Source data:

------

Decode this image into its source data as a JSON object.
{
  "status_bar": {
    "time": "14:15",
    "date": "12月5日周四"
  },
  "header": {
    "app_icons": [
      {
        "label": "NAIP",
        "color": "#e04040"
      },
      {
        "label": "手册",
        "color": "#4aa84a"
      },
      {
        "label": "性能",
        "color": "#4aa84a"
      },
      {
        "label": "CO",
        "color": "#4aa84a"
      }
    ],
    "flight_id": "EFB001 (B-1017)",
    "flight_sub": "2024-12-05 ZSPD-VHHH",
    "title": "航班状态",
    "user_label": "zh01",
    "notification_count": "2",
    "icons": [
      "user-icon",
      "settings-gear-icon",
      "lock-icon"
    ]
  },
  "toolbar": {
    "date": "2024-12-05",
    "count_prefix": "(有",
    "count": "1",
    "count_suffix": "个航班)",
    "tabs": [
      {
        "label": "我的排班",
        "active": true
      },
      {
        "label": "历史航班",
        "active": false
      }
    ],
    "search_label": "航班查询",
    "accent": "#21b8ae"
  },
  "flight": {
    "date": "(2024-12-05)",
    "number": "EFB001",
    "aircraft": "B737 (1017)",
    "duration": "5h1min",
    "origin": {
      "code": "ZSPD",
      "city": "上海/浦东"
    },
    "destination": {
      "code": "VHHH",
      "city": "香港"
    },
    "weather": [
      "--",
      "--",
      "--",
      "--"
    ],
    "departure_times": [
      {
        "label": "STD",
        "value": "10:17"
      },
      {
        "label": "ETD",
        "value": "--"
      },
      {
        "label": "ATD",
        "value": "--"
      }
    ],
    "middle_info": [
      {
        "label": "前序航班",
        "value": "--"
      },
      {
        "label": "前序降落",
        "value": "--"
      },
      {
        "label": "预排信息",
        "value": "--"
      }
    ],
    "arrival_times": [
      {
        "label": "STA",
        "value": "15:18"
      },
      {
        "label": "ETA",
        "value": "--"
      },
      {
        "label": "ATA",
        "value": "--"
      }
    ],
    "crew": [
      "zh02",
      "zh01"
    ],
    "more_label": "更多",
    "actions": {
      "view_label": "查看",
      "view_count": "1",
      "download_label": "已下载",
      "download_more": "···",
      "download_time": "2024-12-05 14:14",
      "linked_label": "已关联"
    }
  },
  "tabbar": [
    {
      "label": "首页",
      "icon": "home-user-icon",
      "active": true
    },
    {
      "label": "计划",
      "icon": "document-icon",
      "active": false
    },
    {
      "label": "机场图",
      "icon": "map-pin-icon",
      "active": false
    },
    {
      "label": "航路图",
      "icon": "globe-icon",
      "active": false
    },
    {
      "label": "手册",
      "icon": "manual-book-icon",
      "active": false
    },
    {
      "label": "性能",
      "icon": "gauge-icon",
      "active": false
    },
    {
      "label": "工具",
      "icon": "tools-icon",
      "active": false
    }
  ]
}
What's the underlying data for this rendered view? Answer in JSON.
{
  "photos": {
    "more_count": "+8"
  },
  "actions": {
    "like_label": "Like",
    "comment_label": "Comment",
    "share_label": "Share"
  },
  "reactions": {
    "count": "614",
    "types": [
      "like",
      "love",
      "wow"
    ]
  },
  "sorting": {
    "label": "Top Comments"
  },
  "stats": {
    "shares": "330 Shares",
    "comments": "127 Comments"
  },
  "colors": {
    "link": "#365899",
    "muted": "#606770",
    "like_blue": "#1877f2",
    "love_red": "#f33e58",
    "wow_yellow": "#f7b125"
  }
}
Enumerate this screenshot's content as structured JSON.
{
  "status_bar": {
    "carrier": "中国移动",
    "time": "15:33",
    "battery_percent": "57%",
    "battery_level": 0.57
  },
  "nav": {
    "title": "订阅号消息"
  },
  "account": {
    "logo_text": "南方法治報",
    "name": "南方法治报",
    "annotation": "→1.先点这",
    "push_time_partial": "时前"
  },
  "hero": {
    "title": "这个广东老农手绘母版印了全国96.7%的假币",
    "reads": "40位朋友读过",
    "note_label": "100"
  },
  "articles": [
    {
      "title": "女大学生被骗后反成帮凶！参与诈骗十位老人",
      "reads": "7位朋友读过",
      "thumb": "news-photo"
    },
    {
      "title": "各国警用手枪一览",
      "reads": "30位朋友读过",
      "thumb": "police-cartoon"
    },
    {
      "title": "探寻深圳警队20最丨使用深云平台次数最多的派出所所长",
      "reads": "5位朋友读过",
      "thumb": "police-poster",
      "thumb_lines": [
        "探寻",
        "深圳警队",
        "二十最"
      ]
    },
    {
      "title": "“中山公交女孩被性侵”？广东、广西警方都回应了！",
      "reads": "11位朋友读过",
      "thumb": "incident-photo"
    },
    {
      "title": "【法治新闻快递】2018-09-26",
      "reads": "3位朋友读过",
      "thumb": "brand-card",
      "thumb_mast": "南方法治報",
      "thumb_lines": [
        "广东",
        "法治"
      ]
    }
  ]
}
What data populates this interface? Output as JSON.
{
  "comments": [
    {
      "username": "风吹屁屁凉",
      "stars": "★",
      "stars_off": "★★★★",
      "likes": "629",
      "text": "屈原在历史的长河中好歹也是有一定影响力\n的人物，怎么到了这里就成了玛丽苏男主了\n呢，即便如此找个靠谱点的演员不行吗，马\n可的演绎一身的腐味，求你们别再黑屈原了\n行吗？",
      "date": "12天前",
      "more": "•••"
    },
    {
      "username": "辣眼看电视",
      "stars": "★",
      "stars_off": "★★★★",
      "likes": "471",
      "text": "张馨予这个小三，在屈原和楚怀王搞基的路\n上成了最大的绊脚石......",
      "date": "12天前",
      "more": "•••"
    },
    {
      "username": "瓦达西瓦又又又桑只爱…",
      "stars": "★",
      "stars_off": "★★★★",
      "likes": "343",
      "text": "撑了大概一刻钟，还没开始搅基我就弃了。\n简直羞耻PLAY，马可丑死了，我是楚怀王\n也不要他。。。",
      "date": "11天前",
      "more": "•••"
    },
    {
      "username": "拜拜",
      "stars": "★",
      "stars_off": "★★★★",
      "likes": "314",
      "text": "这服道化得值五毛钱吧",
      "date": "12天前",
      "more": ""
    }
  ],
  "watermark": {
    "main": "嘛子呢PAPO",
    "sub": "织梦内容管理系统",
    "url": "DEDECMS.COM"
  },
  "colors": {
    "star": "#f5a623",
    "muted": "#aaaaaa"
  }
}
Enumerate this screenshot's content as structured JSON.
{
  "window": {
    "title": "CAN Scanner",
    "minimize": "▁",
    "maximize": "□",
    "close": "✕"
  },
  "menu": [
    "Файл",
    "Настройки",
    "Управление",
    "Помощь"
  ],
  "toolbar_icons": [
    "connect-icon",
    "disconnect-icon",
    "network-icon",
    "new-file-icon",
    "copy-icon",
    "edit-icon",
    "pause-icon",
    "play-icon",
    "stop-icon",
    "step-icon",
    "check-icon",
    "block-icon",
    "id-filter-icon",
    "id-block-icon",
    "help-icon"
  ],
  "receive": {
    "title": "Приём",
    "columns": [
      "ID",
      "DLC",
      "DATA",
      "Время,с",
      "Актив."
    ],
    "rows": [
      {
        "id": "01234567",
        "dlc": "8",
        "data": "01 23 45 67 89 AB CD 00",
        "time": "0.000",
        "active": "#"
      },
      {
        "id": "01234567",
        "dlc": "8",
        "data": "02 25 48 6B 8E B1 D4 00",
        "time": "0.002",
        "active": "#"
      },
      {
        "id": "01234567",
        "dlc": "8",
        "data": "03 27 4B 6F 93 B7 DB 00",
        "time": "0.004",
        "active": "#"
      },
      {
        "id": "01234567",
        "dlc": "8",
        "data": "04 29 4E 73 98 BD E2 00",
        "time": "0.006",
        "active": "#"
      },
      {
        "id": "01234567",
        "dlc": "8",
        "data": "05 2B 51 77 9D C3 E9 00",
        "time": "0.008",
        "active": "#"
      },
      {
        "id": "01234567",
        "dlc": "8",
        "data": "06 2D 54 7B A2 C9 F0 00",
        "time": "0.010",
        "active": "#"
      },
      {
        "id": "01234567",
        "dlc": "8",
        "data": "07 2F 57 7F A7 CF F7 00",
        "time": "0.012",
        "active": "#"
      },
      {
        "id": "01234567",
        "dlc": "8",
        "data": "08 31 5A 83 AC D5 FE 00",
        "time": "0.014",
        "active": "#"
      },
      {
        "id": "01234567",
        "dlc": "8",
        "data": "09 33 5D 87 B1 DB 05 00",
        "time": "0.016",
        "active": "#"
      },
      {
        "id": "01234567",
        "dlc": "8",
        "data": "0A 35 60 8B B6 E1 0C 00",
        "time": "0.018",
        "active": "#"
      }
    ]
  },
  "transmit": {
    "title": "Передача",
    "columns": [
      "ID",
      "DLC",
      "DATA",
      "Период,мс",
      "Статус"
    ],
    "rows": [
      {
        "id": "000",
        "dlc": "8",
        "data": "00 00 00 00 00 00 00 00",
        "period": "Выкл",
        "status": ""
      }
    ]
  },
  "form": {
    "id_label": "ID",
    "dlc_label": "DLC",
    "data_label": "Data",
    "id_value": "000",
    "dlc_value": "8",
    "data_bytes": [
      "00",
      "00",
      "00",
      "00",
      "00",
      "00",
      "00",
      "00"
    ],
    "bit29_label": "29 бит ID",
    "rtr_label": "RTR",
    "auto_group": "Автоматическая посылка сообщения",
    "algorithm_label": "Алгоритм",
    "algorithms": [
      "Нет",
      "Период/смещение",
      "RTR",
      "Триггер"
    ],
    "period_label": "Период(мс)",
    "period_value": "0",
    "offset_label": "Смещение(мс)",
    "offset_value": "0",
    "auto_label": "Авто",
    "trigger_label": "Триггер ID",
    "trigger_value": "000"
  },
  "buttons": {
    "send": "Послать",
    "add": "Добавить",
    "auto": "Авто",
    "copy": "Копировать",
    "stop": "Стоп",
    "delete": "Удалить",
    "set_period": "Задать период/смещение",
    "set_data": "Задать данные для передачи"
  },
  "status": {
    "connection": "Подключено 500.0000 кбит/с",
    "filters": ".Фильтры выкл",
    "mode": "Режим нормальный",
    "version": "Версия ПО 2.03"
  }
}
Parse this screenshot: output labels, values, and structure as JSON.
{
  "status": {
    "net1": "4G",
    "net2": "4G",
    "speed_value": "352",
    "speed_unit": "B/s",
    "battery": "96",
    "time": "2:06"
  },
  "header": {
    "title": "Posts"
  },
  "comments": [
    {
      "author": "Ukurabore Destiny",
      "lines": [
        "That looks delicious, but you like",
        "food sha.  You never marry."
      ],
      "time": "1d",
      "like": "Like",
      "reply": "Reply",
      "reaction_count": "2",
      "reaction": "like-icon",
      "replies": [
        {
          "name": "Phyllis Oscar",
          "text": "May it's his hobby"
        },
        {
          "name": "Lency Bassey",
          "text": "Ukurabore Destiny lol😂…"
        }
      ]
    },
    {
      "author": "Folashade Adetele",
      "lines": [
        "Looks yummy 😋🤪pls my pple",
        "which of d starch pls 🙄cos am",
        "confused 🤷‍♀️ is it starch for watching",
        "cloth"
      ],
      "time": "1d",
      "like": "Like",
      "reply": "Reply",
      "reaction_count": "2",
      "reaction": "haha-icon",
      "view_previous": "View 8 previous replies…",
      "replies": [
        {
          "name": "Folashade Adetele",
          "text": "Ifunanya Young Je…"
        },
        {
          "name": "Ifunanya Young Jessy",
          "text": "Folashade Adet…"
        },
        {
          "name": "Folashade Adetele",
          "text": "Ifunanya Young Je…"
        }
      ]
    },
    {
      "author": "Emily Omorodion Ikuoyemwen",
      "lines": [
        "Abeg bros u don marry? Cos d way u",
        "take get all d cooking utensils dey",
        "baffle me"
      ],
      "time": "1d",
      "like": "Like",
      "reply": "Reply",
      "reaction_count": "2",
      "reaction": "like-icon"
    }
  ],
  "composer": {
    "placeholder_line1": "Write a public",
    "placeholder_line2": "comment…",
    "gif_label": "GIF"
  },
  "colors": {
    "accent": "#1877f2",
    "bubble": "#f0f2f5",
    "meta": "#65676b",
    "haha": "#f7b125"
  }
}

------

Prompt: Locate all lines that include the word "police" and copy them out.

Complete output:
      "thumb": "police-cartoon"
      "thumb": "police-poster",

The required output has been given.